## START Records to use

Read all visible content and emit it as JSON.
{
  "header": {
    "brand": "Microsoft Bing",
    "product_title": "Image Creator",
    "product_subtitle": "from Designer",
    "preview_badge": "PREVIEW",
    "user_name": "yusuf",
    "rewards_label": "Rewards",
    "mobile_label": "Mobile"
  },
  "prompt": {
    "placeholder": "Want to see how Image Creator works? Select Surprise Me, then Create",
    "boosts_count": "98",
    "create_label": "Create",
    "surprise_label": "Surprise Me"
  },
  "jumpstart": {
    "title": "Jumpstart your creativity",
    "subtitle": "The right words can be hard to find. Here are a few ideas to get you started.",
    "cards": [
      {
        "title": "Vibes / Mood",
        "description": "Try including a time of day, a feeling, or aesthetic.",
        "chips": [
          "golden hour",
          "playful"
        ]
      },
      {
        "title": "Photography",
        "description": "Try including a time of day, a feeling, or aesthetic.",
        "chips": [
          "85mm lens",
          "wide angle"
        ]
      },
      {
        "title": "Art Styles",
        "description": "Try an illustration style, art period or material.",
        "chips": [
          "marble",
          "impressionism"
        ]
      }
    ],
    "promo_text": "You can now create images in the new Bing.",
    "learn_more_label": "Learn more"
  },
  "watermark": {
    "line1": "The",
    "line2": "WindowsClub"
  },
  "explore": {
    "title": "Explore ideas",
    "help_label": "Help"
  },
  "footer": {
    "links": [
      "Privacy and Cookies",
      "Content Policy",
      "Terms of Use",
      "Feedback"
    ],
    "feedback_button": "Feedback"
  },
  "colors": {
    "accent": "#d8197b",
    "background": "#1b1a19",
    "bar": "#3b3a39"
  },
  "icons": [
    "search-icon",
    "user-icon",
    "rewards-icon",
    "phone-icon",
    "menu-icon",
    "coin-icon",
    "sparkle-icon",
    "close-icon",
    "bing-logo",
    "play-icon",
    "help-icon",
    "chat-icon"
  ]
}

## END Records to use

• What is needed
Make an exact copy of the data above.

• Response below
Read all visible content and emit it as JSON.
{
  "header": {
    "brand": "Microsoft Bing",
    "product_title": "Image Creator",
    "product_subtitle": "from Designer",
    "preview_badge": "PREVIEW",
    "user_name": "yusuf",
    "rewards_label": "Rewards",
    "mobile_label": "Mobile"
  },
  "prompt": {
    "placeholder": "Want to see how Image Creator works? Select Surprise Me, then Create",
    "boosts_count": "98",
    "create_label": "Create",
    "surprise_label": "Surprise Me"
  },
  "jumpstart": {
    "title": "Jumpstart your creativity",
    "subtitle": "The right words can be hard to find. Here are a few ideas to get you started.",
    "cards": [
      {
        "title": "Vibes / Mood",
        "description": "Try including a time of day, a feeling, or aesthetic.",
        "chips": [
          "golden hour",
          "playful"
        ]
      },
      {
        "title": "Photography",
        "description": "Try including a time of day, a feeling, or aesthetic.",
        "chips": [
          "85mm lens",
          "wide angle"
        ]
      },
      {
        "title": "Art Styles",
        "description": "Try an illustration style, art period or material.",
        "chips": [
          "marble",
          "impressionism"
        ]
      }
    ],
    "promo_text": "You can now create images in the new Bing.",
    "learn_more_label": "Learn more"
  },
  "watermark": {
    "line1": "The",
    "line2": "WindowsClub"
  },
  "explore": {
    "title": "Explore ideas",
    "help_label": "Help"
  },
  "footer": {
    "links": [
      "Privacy and Cookies",
      "Content Policy",
      "Terms of Use",
      "Feedback"
    ],
    "feedback_button": "Feedback"
  },
  "colors": {
    "accent": "#d8197b",
    "background": "#1b1a19",
    "bar": "#3b3a39"
  },
  "icons": [
    "search-icon",
    "user-icon",
    "rewards-icon",
    "phone-icon",
    "menu-icon",
    "coin-icon",
    "sparkle-icon",
    "close-icon",
    "bing-logo",
    "play-icon",
    "help-icon",
    "chat-icon"
  ]
}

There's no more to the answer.